DATA RECORDS —
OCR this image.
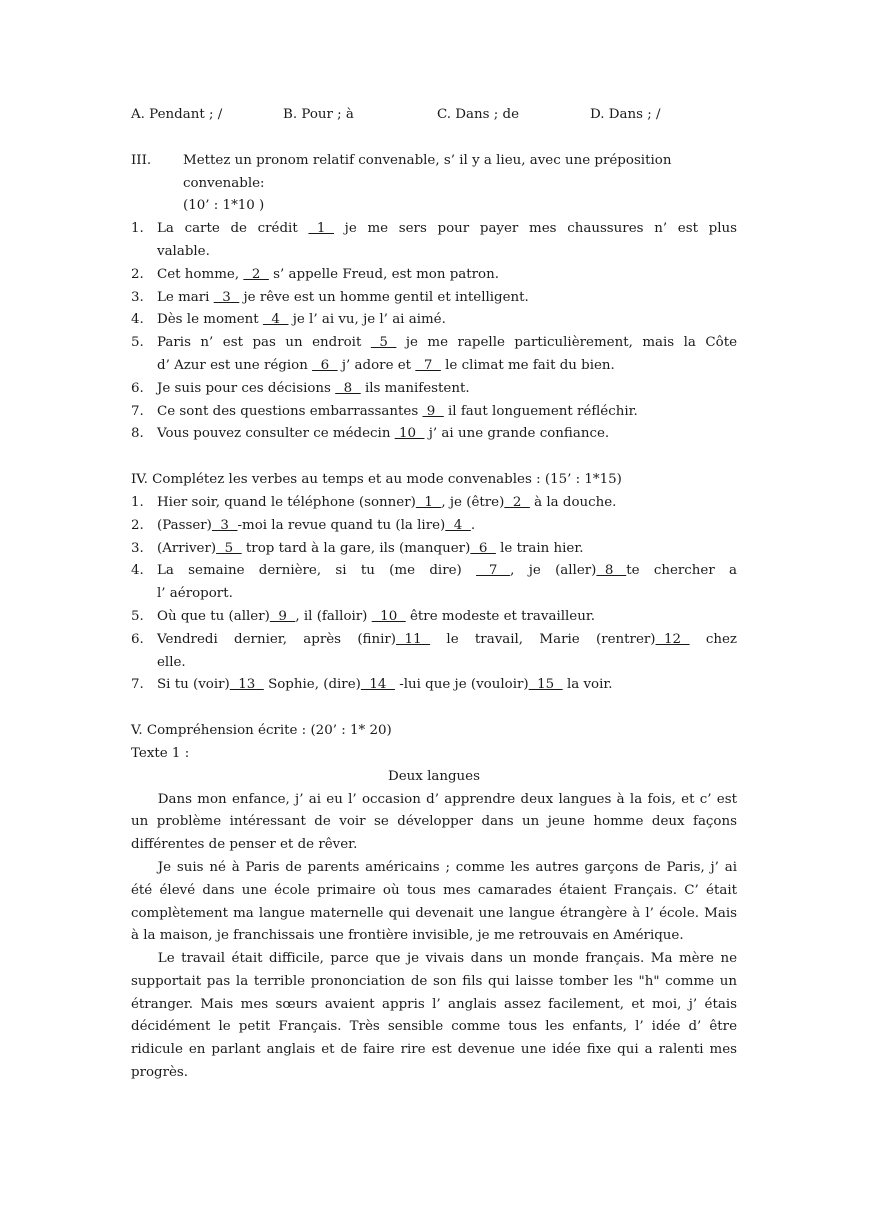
A. Pendant ; /	B. Pour ; à	C. Dans ; de	D. Dans ; /
III.	Mettez un pronom relatif convenable, s’ il y a lieu, avec une préposition
convenable:
(10’ : 1*10 )
1. La carte de crédit   1   je me sers pour payer mes chaussures n’ est plus
valable.
2. Cet homme,   2   s’ appelle Freud, est mon patron.
3. Le mari   3   je rêve est un homme gentil et intelligent.
4. Dès le moment   4   je l’ ai vu, je l’ ai aimé.
5. Paris n’ est pas un endroit   5   je me rapelle particulièrement, mais la Côte
d’ Azur est une région   6   j’ adore et   7   le climat me fait du bien.
6. Je suis pour ces décisions   8   ils manifestent.
7. Ce sont des questions embarrassantes  9   il faut longuement réfléchir.
8. Vous pouvez consulter ce médecin  10   j’ ai une grande confiance.
IV. Complétez les verbes au temps et au mode convenables : (15’ : 1*15)
1. Hier soir, quand le téléphone (sonner)  1  , je (être)  2   à la douche.
2. (Passer)  3  -moi la revue quand tu (la lire)  4  .
3. (Arriver)  5   trop tard à la gare, ils (manquer)  6   le train hier.
4. La semaine dernière, si tu (me dire)    7   , je (aller)  8   te chercher a
l’ aéroport.
5. Où que tu (aller)  9  , il (falloir)   10   être modeste et travailleur.
6. Vendredi dernier, après (finir)  11   le travail, Marie (rentrer)  12   chez
elle.
7. Si tu (voir)  13   Sophie, (dire)  14   -lui que je (vouloir)  15   la voir.
V. Compréhension écrite : (20’ : 1* 20)
Texte 1 :
Deux langues
Dans mon enfance, j’ ai eu l’ occasion d’ apprendre deux langues à la fois, et c’ est un problème intéressant de voir se développer dans un jeune homme deux façons différentes de penser et de rêver.
Je suis né à Paris de parents américains ; comme les autres garçons de Paris, j’ ai été élevé dans une école primaire où tous mes camarades étaient Français. C’ était complètement ma langue maternelle qui devenait une langue étrangère à l’ école. Mais à la maison, je franchissais une frontière invisible, je me retrouvais en Amérique.
Le travail était difficile, parce que je vivais dans un monde français. Ma mère ne supportait pas la terrible prononciation de son fils qui laisse tomber les "h" comme un étranger. Mais mes sœurs avaient appris l’ anglais assez facilement, et moi, j’ étais décidément le petit Français. Très sensible comme tous les enfants, l’ idée d’ être ridicule en parlant anglais et de faire rire est devenue une idée fixe qui a ralenti mes progrès.
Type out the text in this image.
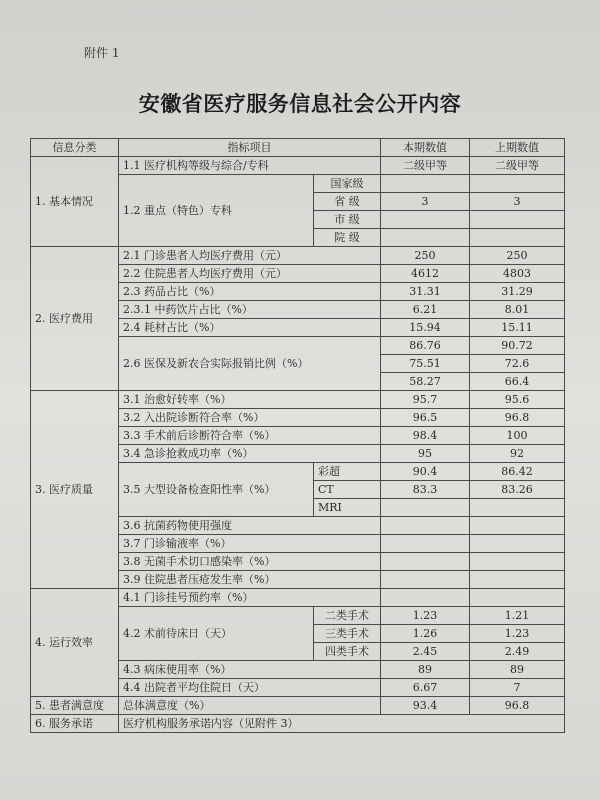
附件 1
安徽省医疗服务信息社会公开内容
信息分类	指标项目		本期数值	上期数值
1. 基本情况	1.1 医疗机构等级与综合/专科		二级甲等	二级甲等
	1.2 重点（特色）专科	国家级		
		省 级	3	3
		市 级		
		院 级		
2. 医疗费用	2.1 门诊患者人均医疗费用（元）		250	250
	2.2 住院患者人均医疗费用（元）		4612	4803
	2.3 药品占比（%）		31.31	31.29
	2.3.1 中药饮片占比（%）		6.21	8.01
	2.4 耗材占比（%）		15.94	15.11
	2.6 医保及新农合实际报销比例（%）		86.76	90.72
			75.51	72.6
			58.27	66.4
3. 医疗质量	3.1 治愈好转率（%）		95.7	95.6
	3.2 入出院诊断符合率（%）		96.5	96.8
	3.3 手术前后诊断符合率（%）		98.4	100
	3.4 急诊抢救成功率（%）		95	92
	3.5 大型设备检查阳性率（%）	彩超	90.4	86.42
		CT	83.3	83.26
		MRI		
	3.6 抗菌药物使用强度			
	3.7 门诊输液率（%）			
	3.8 无菌手术切口感染率（%）			
	3.9 住院患者压疮发生率（%）			
4. 运行效率	4.1 门诊挂号预约率（%）			
	4.2 术前待床日（天）	二类手术	1.23	1.21
		三类手术	1.26	1.23
		四类手术	2.45	2.49
	4.3 病床使用率（%）		89	89
	4.4 出院者平均住院日（天）		6.67	7
5. 患者满意度	总体满意度（%）		93.4	96.8
6. 服务承诺	医疗机构服务承诺内容（见附件 3）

DIRECTION —
Print the full listing exactly, dropping the pictures.

TASK RESPONSE —
OCR this image.
A. Pendant ; /	B. Pour ; à	C. Dans ; de	D. Dans ; /
III.	Mettez un pronom relatif convenable, s’ il y a lieu, avec une préposition
convenable:
(10’ : 1*10 )
1. La carte de crédit   1   je me sers pour payer mes chaussures n’ est plus
valable.
2. Cet homme,   2   s’ appelle Freud, est mon patron.
3. Le mari   3   je rêve est un homme gentil et intelligent.
4. Dès le moment   4   je l’ ai vu, je l’ ai aimé.
5. Paris n’ est pas un endroit   5   je me rapelle particulièrement, mais la Côte
d’ Azur est une région   6   j’ adore et   7   le climat me fait du bien.
6. Je suis pour ces décisions   8   ils manifestent.
7. Ce sont des questions embarrassantes  9   il faut longuement réfléchir.
8. Vous pouvez consulter ce médecin  10   j’ ai une grande confiance.
IV. Complétez les verbes au temps et au mode convenables : (15’ : 1*15)
1. Hier soir, quand le téléphone (sonner)  1  , je (être)  2   à la douche.
2. (Passer)  3  -moi la revue quand tu (la lire)  4  .
3. (Arriver)  5   trop tard à la gare, ils (manquer)  6   le train hier.
4. La semaine dernière, si tu (me dire)    7   , je (aller)  8   te chercher a
l’ aéroport.
5. Où que tu (aller)  9  , il (falloir)   10   être modeste et travailleur.
6. Vendredi dernier, après (finir)  11   le travail, Marie (rentrer)  12   chez
elle.
7. Si tu (voir)  13   Sophie, (dire)  14   -lui que je (vouloir)  15   la voir.
V. Compréhension écrite : (20’ : 1* 20)
Texte 1 :
Deux langues
Dans mon enfance, j’ ai eu l’ occasion d’ apprendre deux langues à la fois, et c’ est un problème intéressant de voir se développer dans un jeune homme deux façons différentes de penser et de rêver.
Je suis né à Paris de parents américains ; comme les autres garçons de Paris, j’ ai été élevé dans une école primaire où tous mes camarades étaient Français. C’ était complètement ma langue maternelle qui devenait une langue étrangère à l’ école. Mais à la maison, je franchissais une frontière invisible, je me retrouvais en Amérique.
Le travail était difficile, parce que je vivais dans un monde français. Ma mère ne supportait pas la terrible prononciation de son fils qui laisse tomber les "h" comme un étranger. Mais mes sœurs avaient appris l’ anglais assez facilement, et moi, j’ étais décidément le petit Français. Très sensible comme tous les enfants, l’ idée d’ être ridicule en parlant anglais et de faire rire est devenue une idée fixe qui a ralenti mes progrès.
Type out the text in this image.
附件 1
安徽省医疗服务信息社会公开内容
信息分类	指标项目		本期数值	上期数值
1. 基本情况	1.1 医疗机构等级与综合/专科		二级甲等	二级甲等
	1.2 重点（特色）专科	国家级		
		省 级	3	3
		市 级		
		院 级		
2. 医疗费用	2.1 门诊患者人均医疗费用（元）		250	250
	2.2 住院患者人均医疗费用（元）		4612	4803
	2.3 药品占比（%）		31.31	31.29
	2.3.1 中药饮片占比（%）		6.21	8.01
	2.4 耗材占比（%）		15.94	15.11
	2.6 医保及新农合实际报销比例（%）		86.76	90.72
			75.51	72.6
			58.27	66.4
3. 医疗质量	3.1 治愈好转率（%）		95.7	95.6
	3.2 入出院诊断符合率（%）		96.5	96.8
	3.3 手术前后诊断符合率（%）		98.4	100
	3.4 急诊抢救成功率（%）		95	92
	3.5 大型设备检查阳性率（%）	彩超	90.4	86.42
		CT	83.3	83.26
		MRI		
	3.6 抗菌药物使用强度			
	3.7 门诊输液率（%）			
	3.8 无菌手术切口感染率（%）			
	3.9 住院患者压疮发生率（%）			
4. 运行效率	4.1 门诊挂号预约率（%）			
	4.2 术前待床日（天）	二类手术	1.23	1.21
		三类手术	1.26	1.23
		四类手术	2.45	2.49
	4.3 病床使用率（%）		89	89
	4.4 出院者平均住院日（天）		6.67	7
5. 患者满意度	总体满意度（%）		93.4	96.8
6. 服务承诺	医疗机构服务承诺内容（见附件 3）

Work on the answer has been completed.